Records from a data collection

◆ ◆ ◆ ◆ ◆ ◆ ◆

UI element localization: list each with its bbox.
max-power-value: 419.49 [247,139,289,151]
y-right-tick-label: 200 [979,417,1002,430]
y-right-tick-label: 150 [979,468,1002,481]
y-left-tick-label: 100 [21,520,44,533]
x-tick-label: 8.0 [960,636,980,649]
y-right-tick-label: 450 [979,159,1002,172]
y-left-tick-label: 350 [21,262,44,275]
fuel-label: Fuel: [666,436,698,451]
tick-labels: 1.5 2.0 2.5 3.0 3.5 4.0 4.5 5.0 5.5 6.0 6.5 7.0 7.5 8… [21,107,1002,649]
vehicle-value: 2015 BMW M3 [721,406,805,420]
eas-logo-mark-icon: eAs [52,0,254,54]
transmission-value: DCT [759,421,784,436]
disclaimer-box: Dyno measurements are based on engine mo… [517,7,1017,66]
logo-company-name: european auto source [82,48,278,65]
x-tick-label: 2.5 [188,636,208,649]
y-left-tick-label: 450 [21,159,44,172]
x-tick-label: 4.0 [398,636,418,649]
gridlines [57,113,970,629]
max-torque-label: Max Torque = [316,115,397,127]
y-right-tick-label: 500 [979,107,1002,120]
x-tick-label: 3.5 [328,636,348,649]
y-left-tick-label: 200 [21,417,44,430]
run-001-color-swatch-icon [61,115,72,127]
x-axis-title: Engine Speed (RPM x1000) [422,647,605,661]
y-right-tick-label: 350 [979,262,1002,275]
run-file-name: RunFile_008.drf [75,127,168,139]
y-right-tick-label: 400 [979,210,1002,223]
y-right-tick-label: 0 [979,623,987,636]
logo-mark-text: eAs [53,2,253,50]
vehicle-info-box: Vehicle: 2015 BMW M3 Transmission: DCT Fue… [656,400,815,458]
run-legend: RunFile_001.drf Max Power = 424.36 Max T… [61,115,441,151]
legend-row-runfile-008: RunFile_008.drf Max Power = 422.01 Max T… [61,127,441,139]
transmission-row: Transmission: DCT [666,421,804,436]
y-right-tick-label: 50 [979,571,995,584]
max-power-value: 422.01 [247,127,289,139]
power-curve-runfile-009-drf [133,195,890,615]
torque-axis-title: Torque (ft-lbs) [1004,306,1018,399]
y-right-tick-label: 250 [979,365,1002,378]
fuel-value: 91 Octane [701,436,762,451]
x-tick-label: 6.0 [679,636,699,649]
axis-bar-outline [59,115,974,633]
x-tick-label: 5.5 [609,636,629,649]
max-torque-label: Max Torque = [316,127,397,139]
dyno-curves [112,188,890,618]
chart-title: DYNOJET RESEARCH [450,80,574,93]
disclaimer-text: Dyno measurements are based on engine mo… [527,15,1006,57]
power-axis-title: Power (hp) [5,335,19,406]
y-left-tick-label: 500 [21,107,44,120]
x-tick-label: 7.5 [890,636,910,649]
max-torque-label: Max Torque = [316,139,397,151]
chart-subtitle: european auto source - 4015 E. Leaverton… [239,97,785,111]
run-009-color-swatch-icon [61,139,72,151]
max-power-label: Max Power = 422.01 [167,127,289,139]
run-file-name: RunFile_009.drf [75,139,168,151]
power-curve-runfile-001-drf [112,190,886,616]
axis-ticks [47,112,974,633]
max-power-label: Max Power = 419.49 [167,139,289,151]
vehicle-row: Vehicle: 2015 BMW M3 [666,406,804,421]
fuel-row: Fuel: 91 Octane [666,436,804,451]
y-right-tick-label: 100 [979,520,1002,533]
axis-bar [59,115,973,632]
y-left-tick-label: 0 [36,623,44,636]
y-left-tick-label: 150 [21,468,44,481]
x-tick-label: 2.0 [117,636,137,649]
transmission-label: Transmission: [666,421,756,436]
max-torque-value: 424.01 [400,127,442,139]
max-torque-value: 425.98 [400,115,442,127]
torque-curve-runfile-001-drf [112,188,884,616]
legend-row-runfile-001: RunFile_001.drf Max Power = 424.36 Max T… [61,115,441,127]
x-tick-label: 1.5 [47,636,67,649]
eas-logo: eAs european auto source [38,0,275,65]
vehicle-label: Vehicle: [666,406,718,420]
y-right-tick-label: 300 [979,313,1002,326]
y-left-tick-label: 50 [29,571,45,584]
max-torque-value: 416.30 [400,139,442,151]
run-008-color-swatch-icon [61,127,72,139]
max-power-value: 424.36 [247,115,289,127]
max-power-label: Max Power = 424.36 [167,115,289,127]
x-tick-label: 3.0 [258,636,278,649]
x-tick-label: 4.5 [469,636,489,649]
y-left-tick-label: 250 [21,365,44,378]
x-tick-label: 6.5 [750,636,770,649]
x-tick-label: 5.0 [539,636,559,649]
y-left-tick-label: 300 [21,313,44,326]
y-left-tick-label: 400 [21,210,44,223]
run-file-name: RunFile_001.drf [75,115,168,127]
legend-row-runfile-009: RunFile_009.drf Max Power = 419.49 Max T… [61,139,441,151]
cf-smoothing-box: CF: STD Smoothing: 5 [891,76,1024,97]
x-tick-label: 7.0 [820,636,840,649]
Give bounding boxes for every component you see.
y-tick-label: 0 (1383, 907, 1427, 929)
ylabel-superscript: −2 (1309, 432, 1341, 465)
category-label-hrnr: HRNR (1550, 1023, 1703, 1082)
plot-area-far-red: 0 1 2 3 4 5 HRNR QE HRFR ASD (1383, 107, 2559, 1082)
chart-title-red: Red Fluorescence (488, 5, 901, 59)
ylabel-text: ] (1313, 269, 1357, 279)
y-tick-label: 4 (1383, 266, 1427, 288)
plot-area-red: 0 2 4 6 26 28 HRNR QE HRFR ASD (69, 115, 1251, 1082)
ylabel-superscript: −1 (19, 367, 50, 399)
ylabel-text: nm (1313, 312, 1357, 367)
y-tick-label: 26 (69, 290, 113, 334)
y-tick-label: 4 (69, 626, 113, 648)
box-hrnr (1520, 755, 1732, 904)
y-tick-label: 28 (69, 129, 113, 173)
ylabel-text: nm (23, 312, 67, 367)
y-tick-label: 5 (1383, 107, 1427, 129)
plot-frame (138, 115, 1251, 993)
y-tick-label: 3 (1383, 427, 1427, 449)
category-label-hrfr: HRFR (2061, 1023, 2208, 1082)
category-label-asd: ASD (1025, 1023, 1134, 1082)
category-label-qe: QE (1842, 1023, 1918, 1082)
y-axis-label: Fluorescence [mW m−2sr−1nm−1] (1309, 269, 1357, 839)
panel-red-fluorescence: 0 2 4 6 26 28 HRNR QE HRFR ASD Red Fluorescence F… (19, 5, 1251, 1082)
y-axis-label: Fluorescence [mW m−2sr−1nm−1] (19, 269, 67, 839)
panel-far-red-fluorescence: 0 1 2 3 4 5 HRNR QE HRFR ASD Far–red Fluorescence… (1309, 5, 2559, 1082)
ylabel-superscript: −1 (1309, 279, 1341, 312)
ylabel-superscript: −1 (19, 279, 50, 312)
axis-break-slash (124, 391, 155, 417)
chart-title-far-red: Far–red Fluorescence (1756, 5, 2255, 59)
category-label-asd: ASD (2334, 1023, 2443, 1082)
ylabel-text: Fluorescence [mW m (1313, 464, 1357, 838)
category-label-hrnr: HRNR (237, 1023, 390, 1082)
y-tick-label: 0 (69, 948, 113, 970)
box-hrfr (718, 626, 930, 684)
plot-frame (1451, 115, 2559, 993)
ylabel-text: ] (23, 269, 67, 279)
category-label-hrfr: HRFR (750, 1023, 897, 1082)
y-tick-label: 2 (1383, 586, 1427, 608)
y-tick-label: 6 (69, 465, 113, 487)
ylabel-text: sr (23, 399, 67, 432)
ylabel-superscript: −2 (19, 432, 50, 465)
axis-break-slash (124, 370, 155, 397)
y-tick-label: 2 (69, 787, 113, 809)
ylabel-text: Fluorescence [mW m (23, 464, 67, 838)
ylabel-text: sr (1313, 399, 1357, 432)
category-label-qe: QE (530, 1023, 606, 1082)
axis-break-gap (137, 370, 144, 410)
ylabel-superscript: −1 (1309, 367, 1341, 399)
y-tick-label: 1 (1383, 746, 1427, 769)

◆ ◆ ◆ ◆ ◆ ◆ ◆

Goal of the exercise: Turn the lines from the start of the records through the line containing "x-tick-label: 2.5 [188,636,208,649]" into a JSON list of strings, one string per line, leaving out any blank lines. Include both the first line and the line with "x-tick-label: 2.5 [188,636,208,649]", and nothing after it.

Answer to this exercise:
[
  "UI element localization: list each with its bbox.",
  "max-power-value: 419.49 [247,139,289,151]",
  "y-right-tick-label: 200 [979,417,1002,430]",
  "y-right-tick-label: 150 [979,468,1002,481]",
  "y-left-tick-label: 100 [21,520,44,533]",
  "x-tick-label: 8.0 [960,636,980,649]",
  "y-right-tick-label: 450 [979,159,1002,172]",
  "y-left-tick-label: 350 [21,262,44,275]",
  "fuel-label: Fuel: [666,436,698,451]",
  "tick-labels: 1.5 2.0 2.5 3.0 3.5 4.0 4.5 5.0 5.5 6.0 6.5 7.0 7.5 8… [21,107,1002,649]",
  "vehicle-value: 2015 BMW M3 [721,406,805,420]",
  "eas-logo-mark-icon: eAs [52,0,254,54]",
  "transmission-value: DCT [759,421,784,436]",
  "disclaimer-box: Dyno measurements are based on engine mo… [517,7,1017,66]",
  "logo-company-name: european auto source [82,48,278,65]",
  "x-tick-label: 2.5 [188,636,208,649]"
]